- **What to do**
Set down the full listing exactly, character for character.

+++ Given data +++

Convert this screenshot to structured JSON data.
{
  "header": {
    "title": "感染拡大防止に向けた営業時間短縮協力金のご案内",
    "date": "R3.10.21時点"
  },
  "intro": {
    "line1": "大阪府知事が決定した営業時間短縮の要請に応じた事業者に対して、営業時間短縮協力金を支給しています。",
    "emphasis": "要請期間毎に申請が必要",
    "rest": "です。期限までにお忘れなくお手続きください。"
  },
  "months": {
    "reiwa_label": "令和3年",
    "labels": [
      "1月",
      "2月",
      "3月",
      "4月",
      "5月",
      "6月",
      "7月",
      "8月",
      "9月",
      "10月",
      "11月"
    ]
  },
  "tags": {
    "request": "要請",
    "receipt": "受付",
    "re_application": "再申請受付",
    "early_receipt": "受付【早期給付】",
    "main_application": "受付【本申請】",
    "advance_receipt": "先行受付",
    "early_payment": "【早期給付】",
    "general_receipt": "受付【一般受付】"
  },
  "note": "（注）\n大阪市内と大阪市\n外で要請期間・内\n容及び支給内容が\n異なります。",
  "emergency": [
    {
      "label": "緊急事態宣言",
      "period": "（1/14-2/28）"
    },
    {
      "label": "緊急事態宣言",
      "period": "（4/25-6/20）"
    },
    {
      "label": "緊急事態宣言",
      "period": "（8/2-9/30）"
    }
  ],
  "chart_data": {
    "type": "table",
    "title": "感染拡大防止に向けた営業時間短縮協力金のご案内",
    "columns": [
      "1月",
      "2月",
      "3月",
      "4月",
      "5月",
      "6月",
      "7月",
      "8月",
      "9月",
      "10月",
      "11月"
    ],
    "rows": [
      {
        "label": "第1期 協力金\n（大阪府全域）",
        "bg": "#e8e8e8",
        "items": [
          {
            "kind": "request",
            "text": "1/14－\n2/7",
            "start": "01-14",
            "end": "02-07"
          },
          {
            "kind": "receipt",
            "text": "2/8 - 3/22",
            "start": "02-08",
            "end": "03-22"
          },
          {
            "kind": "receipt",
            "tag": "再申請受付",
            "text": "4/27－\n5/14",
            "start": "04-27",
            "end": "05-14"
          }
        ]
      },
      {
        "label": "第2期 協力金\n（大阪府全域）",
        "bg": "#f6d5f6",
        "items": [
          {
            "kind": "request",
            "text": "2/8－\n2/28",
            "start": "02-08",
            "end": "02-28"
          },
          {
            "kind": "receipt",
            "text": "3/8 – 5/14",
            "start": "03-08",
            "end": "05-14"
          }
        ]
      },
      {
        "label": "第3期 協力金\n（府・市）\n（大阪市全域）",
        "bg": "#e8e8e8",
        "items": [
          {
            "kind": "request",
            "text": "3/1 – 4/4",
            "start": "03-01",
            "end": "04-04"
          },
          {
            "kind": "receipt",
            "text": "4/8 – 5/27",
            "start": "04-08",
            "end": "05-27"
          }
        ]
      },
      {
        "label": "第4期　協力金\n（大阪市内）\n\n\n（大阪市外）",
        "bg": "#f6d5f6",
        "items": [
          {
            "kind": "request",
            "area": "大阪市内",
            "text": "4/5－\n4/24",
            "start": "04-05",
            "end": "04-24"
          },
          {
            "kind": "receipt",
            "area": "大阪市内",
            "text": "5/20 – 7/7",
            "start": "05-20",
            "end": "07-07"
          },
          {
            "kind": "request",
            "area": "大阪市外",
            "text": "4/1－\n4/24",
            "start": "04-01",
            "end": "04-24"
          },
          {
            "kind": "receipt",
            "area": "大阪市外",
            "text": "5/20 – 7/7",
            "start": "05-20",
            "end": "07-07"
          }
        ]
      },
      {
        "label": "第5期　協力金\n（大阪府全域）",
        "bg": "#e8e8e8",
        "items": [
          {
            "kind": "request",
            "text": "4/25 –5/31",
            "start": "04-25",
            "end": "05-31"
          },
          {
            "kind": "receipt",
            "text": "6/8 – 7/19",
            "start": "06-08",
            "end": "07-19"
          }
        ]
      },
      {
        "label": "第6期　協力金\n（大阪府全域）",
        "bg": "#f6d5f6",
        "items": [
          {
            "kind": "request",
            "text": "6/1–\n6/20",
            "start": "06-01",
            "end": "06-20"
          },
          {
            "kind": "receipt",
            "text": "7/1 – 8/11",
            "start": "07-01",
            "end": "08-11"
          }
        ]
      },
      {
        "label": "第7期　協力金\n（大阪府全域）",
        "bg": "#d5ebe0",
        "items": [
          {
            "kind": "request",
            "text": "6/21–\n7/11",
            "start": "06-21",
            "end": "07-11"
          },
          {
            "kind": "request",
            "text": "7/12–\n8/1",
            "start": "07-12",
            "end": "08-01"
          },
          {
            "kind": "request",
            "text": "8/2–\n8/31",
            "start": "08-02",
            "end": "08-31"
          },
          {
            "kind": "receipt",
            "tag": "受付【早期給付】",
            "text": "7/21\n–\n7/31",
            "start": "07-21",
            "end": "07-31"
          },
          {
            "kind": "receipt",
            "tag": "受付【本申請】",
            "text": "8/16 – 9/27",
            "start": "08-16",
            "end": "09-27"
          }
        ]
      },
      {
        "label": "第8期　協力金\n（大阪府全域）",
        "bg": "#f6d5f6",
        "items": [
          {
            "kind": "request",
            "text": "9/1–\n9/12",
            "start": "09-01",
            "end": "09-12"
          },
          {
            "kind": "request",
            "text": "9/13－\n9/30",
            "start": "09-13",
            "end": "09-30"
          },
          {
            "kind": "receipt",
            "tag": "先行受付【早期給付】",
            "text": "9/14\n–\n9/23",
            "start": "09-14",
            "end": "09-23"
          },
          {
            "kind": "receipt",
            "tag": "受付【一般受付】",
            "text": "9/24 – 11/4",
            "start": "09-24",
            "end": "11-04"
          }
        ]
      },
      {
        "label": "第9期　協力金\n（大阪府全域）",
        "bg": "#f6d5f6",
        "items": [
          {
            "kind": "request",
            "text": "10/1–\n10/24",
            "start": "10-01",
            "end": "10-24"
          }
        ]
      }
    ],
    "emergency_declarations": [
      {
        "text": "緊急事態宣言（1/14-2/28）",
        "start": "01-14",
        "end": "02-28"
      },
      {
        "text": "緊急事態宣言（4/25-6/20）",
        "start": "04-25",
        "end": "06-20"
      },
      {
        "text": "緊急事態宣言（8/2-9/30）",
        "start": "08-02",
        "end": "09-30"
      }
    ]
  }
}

+++

- **Answer for this exercise**
Convert this screenshot to structured JSON data.
{
  "header": {
    "title": "感染拡大防止に向けた営業時間短縮協力金のご案内",
    "date": "R3.10.21時点"
  },
  "intro": {
    "line1": "大阪府知事が決定した営業時間短縮の要請に応じた事業者に対して、営業時間短縮協力金を支給しています。",
    "emphasis": "要請期間毎に申請が必要",
    "rest": "です。期限までにお忘れなくお手続きください。"
  },
  "months": {
    "reiwa_label": "令和3年",
    "labels": [
      "1月",
      "2月",
      "3月",
      "4月",
      "5月",
      "6月",
      "7月",
      "8月",
      "9月",
      "10月",
      "11月"
    ]
  },
  "tags": {
    "request": "要請",
    "receipt": "受付",
    "re_application": "再申請受付",
    "early_receipt": "受付【早期給付】",
    "main_application": "受付【本申請】",
    "advance_receipt": "先行受付",
    "early_payment": "【早期給付】",
    "general_receipt": "受付【一般受付】"
  },
  "note": "（注）\n大阪市内と大阪市\n外で要請期間・内\n容及び支給内容が\n異なります。",
  "emergency": [
    {
      "label": "緊急事態宣言",
      "period": "（1/14-2/28）"
    },
    {
      "label": "緊急事態宣言",
      "period": "（4/25-6/20）"
    },
    {
      "label": "緊急事態宣言",
      "period": "（8/2-9/30）"
    }
  ],
  "chart_data": {
    "type": "table",
    "title": "感染拡大防止に向けた営業時間短縮協力金のご案内",
    "columns": [
      "1月",
      "2月",
      "3月",
      "4月",
      "5月",
      "6月",
      "7月",
      "8月",
      "9月",
      "10月",
      "11月"
    ],
    "rows": [
      {
        "label": "第1期 協力金\n（大阪府全域）",
        "bg": "#e8e8e8",
        "items": [
          {
            "kind": "request",
            "text": "1/14－\n2/7",
            "start": "01-14",
            "end": "02-07"
          },
          {
            "kind": "receipt",
            "text": "2/8 - 3/22",
            "start": "02-08",
            "end": "03-22"
          },
          {
            "kind": "receipt",
            "tag": "再申請受付",
            "text": "4/27－\n5/14",
            "start": "04-27",
            "end": "05-14"
          }
        ]
      },
      {
        "label": "第2期 協力金\n（大阪府全域）",
        "bg": "#f6d5f6",
        "items": [
          {
            "kind": "request",
            "text": "2/8－\n2/28",
            "start": "02-08",
            "end": "02-28"
          },
          {
            "kind": "receipt",
            "text": "3/8 – 5/14",
            "start": "03-08",
            "end": "05-14"
          }
        ]
      },
      {
        "label": "第3期 協力金\n（府・市）\n（大阪市全域）",
        "bg": "#e8e8e8",
        "items": [
          {
            "kind": "request",
            "text": "3/1 – 4/4",
            "start": "03-01",
            "end": "04-04"
          },
          {
            "kind": "receipt",
            "text": "4/8 – 5/27",
            "start": "04-08",
            "end": "05-27"
          }
        ]
      },
      {
        "label": "第4期　協力金\n（大阪市内）\n\n\n（大阪市外）",
        "bg": "#f6d5f6",
        "items": [
          {
            "kind": "request",
            "area": "大阪市内",
            "text": "4/5－\n4/24",
            "start": "04-05",
            "end": "04-24"
          },
          {
            "kind": "receipt",
            "area": "大阪市内",
            "text": "5/20 – 7/7",
            "start": "05-20",
            "end": "07-07"
          },
          {
            "kind": "request",
            "area": "大阪市外",
            "text": "4/1－\n4/24",
            "start": "04-01",
            "end": "04-24"
          },
          {
            "kind": "receipt",
            "area": "大阪市外",
            "text": "5/20 – 7/7",
            "start": "05-20",
            "end": "07-07"
          }
        ]
      },
      {
        "label": "第5期　協力金\n（大阪府全域）",
        "bg": "#e8e8e8",
        "items": [
          {
            "kind": "request",
            "text": "4/25 –5/31",
            "start": "04-25",
            "end": "05-31"
          },
          {
            "kind": "receipt",
            "text": "6/8 – 7/19",
            "start": "06-08",
            "end": "07-19"
          }
        ]
      },
      {
        "label": "第6期　協力金\n（大阪府全域）",
        "bg": "#f6d5f6",
        "items": [
          {
            "kind": "request",
            "text": "6/1–\n6/20",
            "start": "06-01",
            "end": "06-20"
          },
          {
            "kind": "receipt",
            "text": "7/1 – 8/11",
            "start": "07-01",
            "end": "08-11"
          }
        ]
      },
      {
        "label": "第7期　協力金\n（大阪府全域）",
        "bg": "#d5ebe0",
        "items": [
          {
            "kind": "request",
            "text": "6/21–\n7/11",
            "start": "06-21",
            "end": "07-11"
          },
          {
            "kind": "request",
            "text": "7/12–\n8/1",
            "start": "07-12",
            "end": "08-01"
          },
          {
            "kind": "request",
            "text": "8/2–\n8/31",
            "start": "08-02",
            "end": "08-31"
          },
          {
            "kind": "receipt",
            "tag": "受付【早期給付】",
            "text": "7/21\n–\n7/31",
            "start": "07-21",
            "end": "07-31"
          },
          {
            "kind": "receipt",
            "tag": "受付【本申請】",
            "text": "8/16 – 9/27",
            "start": "08-16",
            "end": "09-27"
          }
        ]
      },
      {
        "label": "第8期　協力金\n（大阪府全域）",
        "bg": "#f6d5f6",
        "items": [
          {
            "kind": "request",
            "text": "9/1–\n9/12",
            "start": "09-01",
            "end": "09-12"
          },
          {
            "kind": "request",
            "text": "9/13－\n9/30",
            "start": "09-13",
            "end": "09-30"
          },
          {
            "kind": "receipt",
            "tag": "先行受付【早期給付】",
            "text": "9/14\n–\n9/23",
            "start": "09-14",
            "end": "09-23"
          },
          {
            "kind": "receipt",
            "tag": "受付【一般受付】",
            "text": "9/24 – 11/4",
            "start": "09-24",
            "end": "11-04"
          }
        ]
      },
      {
        "label": "第9期　協力金\n（大阪府全域）",
        "bg": "#f6d5f6",
        "items": [
          {
            "kind": "request",
            "text": "10/1–\n10/24",
            "start": "10-01",
            "end": "10-24"
          }
        ]
      }
    ],
    "emergency_declarations": [
      {
        "text": "緊急事態宣言（1/14-2/28）",
        "start": "01-14",
        "end": "02-28"
      },
      {
        "text": "緊急事態宣言（4/25-6/20）",
        "start": "04-25",
        "end": "06-20"
      },
      {
        "text": "緊急事態宣言（8/2-9/30）",
        "start": "08-02",
        "end": "09-30"
      }
    ]
  }
}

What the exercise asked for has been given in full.